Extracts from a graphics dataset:
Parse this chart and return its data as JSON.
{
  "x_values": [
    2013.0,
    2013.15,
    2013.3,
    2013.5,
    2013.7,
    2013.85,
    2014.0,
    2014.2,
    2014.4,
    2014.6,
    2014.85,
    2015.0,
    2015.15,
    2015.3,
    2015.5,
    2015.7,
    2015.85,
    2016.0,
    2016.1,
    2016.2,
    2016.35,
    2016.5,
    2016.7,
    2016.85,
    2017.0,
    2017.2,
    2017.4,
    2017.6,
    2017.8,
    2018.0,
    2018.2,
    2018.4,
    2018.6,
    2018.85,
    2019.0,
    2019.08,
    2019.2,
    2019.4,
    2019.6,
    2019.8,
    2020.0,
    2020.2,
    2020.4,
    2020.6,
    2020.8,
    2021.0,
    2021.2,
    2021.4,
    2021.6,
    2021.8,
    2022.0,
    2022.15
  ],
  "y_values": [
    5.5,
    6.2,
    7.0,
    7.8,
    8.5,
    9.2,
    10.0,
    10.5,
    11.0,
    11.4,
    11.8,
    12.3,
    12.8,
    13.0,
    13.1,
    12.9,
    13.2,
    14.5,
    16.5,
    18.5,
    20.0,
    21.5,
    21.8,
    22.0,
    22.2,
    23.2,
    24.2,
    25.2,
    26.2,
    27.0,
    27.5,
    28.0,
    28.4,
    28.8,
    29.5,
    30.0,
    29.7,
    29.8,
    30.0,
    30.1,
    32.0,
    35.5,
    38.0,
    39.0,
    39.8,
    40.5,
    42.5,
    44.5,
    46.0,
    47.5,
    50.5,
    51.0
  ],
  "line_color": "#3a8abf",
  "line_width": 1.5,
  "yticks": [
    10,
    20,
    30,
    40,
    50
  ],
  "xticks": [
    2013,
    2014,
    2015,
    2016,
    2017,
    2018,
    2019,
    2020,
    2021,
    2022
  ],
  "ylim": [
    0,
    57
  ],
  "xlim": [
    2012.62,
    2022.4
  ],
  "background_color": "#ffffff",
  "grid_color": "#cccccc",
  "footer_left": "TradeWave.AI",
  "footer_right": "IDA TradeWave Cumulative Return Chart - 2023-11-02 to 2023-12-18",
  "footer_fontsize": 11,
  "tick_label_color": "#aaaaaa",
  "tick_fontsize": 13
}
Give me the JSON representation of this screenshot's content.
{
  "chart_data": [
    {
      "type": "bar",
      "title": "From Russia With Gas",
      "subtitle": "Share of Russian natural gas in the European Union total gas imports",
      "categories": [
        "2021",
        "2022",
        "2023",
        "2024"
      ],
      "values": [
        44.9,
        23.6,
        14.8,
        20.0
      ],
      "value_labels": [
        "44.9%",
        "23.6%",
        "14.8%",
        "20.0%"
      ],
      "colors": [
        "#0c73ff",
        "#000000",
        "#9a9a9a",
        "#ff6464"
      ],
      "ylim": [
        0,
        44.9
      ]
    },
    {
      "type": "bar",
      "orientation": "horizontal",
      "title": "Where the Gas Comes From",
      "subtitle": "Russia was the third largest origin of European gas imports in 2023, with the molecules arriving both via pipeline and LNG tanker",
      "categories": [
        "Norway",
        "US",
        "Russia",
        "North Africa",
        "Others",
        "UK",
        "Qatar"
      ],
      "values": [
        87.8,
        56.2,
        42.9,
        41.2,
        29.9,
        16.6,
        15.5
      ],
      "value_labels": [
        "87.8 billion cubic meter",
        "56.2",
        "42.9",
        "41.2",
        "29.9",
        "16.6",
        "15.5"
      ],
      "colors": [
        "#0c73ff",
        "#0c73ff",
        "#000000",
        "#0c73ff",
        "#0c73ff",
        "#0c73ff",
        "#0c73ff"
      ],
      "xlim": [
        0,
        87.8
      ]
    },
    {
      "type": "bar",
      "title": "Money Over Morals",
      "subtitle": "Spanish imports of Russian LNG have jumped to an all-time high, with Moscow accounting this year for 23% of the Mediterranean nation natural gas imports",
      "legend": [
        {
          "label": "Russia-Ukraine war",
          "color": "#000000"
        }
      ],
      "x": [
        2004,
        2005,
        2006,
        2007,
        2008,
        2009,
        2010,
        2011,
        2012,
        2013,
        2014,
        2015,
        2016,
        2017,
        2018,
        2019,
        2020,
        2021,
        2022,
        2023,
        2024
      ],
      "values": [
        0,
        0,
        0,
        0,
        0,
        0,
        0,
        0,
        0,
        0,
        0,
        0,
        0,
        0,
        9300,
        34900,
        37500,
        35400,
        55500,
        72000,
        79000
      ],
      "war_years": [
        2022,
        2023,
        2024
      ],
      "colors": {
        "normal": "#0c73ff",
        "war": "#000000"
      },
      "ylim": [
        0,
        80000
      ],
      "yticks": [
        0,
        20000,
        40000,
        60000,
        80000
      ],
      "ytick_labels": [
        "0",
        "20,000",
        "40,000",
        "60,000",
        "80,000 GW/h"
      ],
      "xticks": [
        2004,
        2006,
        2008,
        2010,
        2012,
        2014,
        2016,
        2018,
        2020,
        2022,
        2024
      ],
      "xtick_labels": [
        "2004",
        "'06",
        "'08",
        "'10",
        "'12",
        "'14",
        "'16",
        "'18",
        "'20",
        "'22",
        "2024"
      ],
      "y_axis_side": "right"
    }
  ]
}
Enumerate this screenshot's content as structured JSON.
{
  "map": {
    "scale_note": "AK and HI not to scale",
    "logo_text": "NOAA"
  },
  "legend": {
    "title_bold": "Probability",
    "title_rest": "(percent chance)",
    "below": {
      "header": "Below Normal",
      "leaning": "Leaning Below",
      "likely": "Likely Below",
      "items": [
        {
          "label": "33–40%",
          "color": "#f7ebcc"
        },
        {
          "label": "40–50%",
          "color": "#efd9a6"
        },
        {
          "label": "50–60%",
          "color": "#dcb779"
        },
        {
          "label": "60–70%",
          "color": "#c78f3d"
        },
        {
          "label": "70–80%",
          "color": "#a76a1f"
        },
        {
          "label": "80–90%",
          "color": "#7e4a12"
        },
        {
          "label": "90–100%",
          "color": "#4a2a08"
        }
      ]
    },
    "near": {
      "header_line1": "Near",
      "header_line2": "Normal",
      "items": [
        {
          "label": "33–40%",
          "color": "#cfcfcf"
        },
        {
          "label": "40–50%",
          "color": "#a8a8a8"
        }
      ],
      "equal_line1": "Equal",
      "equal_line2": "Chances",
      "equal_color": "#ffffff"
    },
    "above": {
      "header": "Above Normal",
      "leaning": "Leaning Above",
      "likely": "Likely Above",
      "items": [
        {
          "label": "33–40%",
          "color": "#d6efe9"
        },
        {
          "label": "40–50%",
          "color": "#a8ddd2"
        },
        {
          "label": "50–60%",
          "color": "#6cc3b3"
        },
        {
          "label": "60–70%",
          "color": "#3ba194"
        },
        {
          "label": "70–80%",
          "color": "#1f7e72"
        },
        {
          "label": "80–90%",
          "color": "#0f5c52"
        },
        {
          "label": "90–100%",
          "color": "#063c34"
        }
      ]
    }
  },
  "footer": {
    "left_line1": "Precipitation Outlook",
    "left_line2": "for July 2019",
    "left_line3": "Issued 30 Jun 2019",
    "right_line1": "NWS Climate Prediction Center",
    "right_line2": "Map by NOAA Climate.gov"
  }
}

### GOAL
In the entries above, find every line with the word "Russian" and list it.

### EXERCISE RESULT
      "subtitle": "Share of Russian natural gas in the European Union total gas imports",
      "subtitle": "Spanish imports of Russian LNG have jumped to an all-time high, with Moscow accounting this year for 23% of the Mediterranean nation natural gas imports",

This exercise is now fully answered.